The request: Copy each line containing the word "marker" from the records that follow, please.

Stored records:

■ ■ ■

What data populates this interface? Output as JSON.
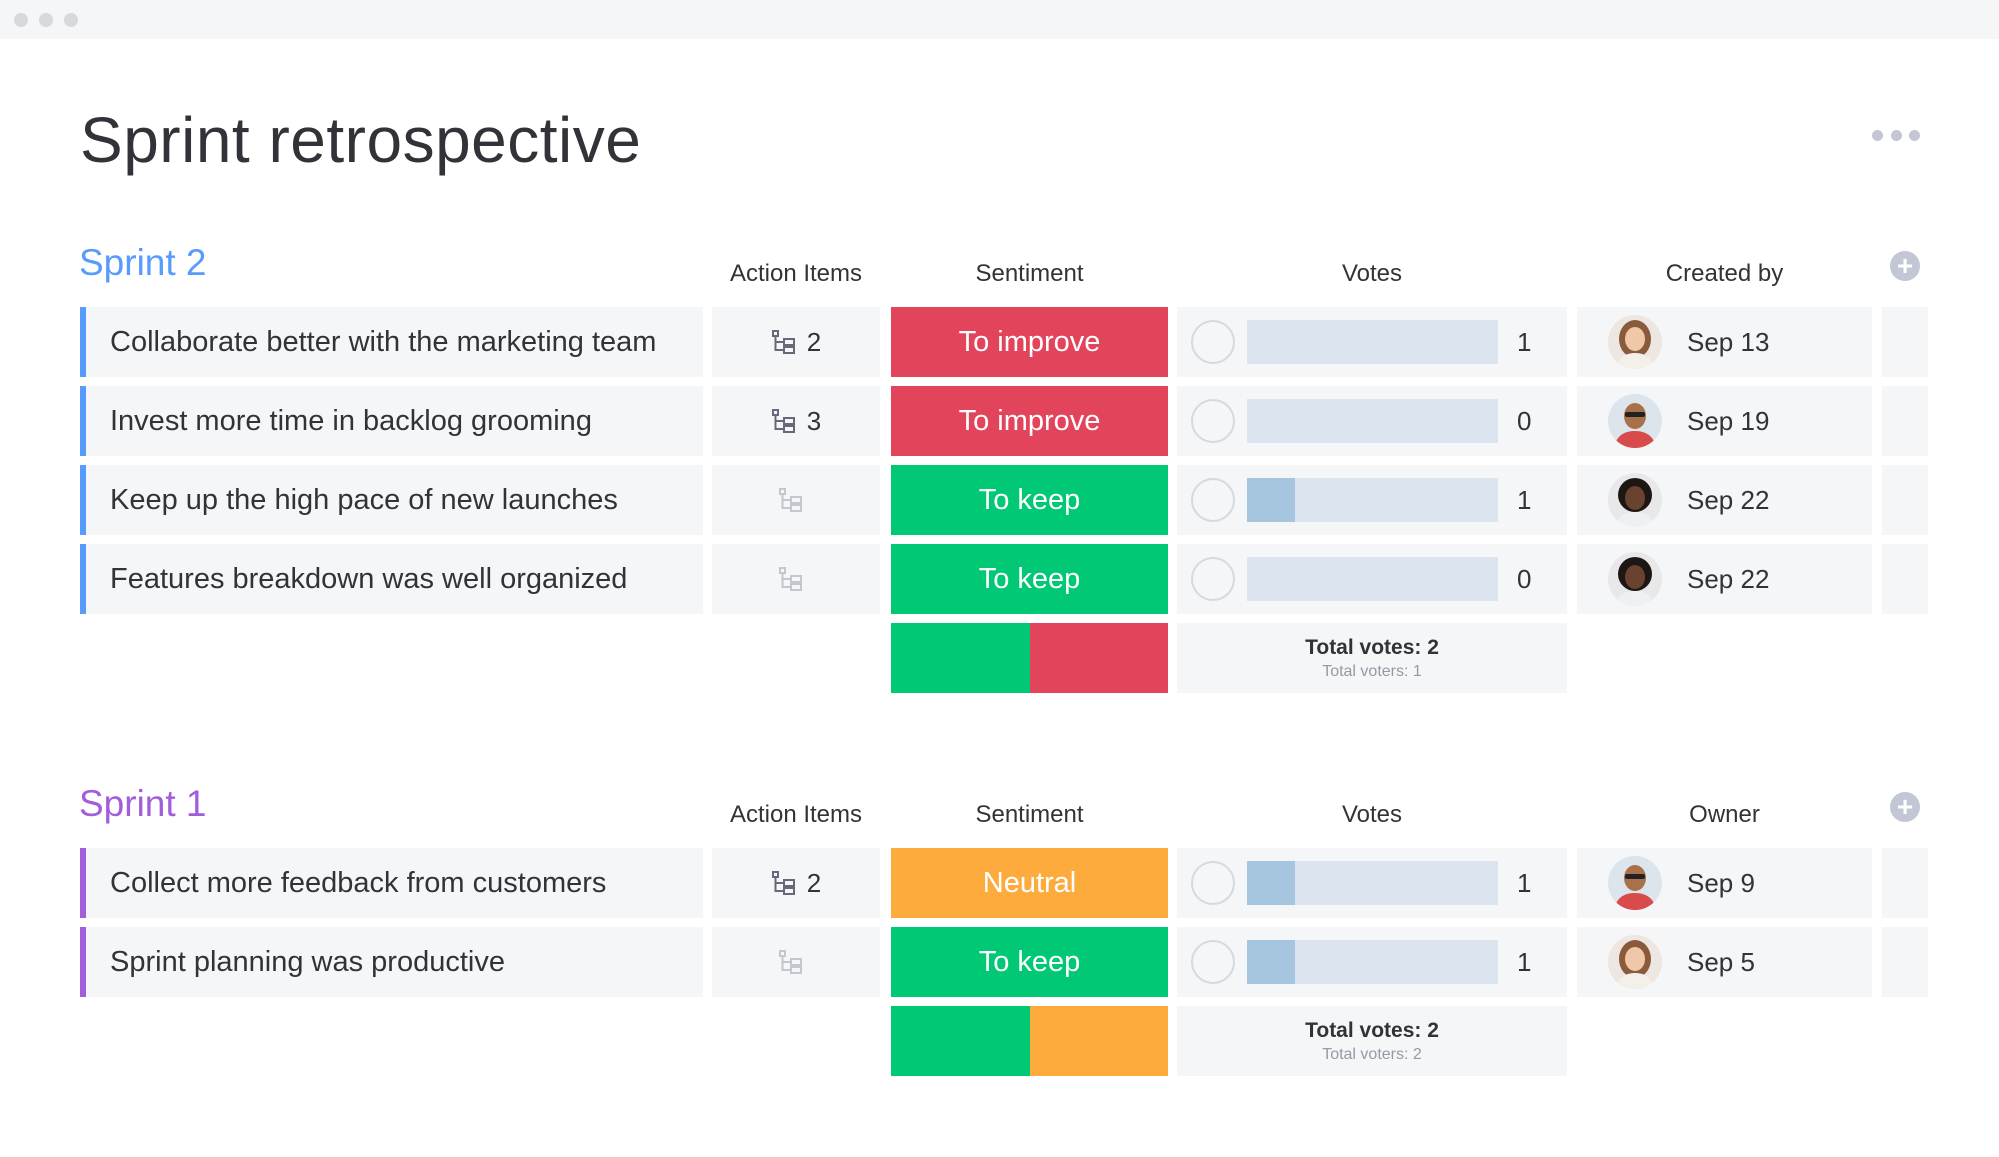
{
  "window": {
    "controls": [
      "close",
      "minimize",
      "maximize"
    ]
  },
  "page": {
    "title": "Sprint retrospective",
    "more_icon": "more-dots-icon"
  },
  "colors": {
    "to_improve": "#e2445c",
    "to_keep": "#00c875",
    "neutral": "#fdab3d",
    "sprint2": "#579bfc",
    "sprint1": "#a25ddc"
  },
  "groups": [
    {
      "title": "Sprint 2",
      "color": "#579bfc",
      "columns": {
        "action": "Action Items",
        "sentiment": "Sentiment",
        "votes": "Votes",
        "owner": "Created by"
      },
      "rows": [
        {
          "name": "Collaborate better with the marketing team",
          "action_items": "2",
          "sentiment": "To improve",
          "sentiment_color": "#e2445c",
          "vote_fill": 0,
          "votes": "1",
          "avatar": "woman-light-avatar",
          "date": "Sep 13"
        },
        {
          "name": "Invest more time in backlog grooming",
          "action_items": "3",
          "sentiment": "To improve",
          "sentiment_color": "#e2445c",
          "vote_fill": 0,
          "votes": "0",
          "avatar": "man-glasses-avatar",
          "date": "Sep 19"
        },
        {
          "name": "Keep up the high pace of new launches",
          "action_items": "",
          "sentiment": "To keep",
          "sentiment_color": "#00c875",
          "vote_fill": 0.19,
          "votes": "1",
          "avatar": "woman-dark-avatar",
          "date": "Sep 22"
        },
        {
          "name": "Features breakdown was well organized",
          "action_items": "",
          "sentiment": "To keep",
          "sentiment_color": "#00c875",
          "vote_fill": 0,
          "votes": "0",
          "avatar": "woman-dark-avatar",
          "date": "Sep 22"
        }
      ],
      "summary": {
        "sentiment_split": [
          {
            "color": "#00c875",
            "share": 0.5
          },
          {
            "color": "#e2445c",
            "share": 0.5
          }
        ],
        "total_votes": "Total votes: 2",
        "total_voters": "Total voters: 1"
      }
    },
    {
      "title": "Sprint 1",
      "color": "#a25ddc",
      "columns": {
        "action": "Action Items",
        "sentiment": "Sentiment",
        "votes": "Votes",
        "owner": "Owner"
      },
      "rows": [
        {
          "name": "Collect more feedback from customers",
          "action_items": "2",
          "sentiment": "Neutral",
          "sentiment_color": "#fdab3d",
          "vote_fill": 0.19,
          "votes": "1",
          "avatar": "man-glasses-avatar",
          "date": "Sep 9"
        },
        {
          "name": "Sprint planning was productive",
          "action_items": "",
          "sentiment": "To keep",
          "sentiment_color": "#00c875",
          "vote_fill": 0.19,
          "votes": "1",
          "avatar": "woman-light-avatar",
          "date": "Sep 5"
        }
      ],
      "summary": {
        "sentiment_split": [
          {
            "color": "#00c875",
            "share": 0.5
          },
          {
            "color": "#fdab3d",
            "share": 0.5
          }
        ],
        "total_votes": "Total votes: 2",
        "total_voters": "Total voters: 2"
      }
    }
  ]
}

■ ■ ■

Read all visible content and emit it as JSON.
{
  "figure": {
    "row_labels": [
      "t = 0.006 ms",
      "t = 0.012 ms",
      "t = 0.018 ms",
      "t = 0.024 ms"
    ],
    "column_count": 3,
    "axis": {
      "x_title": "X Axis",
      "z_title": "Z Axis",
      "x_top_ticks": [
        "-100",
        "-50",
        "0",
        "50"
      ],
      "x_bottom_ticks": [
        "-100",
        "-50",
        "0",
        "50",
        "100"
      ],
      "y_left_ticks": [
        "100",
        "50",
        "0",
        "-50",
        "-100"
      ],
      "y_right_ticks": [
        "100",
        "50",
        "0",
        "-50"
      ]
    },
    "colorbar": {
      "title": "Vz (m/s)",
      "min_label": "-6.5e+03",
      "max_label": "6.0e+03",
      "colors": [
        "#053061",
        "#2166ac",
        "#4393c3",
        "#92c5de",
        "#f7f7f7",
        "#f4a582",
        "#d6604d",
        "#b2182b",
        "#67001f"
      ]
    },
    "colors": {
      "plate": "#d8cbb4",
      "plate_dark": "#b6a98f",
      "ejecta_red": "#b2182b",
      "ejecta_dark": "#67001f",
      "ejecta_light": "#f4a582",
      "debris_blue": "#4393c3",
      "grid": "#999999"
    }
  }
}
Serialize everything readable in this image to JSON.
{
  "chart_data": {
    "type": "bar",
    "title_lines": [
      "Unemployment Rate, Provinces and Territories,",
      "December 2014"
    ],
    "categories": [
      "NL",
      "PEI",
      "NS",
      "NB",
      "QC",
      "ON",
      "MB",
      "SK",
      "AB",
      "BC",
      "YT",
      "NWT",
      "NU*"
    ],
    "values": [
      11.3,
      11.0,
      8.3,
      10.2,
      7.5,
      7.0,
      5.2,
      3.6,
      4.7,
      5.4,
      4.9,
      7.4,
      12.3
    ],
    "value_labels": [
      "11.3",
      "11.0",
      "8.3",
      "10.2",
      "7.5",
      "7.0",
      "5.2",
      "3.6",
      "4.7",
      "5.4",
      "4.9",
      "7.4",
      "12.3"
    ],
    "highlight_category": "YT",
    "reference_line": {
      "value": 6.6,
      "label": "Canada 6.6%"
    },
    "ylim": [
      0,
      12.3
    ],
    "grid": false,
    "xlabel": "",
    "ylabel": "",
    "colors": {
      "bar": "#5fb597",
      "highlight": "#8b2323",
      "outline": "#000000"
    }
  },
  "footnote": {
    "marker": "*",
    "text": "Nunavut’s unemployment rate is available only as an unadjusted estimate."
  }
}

■ ■ ■

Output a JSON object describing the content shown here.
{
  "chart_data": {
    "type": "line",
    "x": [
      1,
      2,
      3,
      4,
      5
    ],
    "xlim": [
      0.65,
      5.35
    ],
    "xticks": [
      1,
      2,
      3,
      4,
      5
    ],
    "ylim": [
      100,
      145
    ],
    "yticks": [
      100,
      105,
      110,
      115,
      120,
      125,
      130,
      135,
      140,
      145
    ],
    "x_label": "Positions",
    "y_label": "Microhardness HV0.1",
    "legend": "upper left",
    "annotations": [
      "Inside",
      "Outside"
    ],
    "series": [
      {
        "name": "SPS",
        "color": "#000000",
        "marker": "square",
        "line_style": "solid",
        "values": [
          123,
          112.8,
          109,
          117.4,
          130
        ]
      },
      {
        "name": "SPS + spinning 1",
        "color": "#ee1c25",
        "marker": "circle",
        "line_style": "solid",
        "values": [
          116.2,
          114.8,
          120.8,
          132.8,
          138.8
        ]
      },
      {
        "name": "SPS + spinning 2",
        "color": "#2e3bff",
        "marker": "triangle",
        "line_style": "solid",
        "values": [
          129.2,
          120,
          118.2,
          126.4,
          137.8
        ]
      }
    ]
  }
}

■ ■ ■

Response for this exercise:
    "marker": "*",
        "marker": "square",
        "marker": "circle",
        "marker": "triangle",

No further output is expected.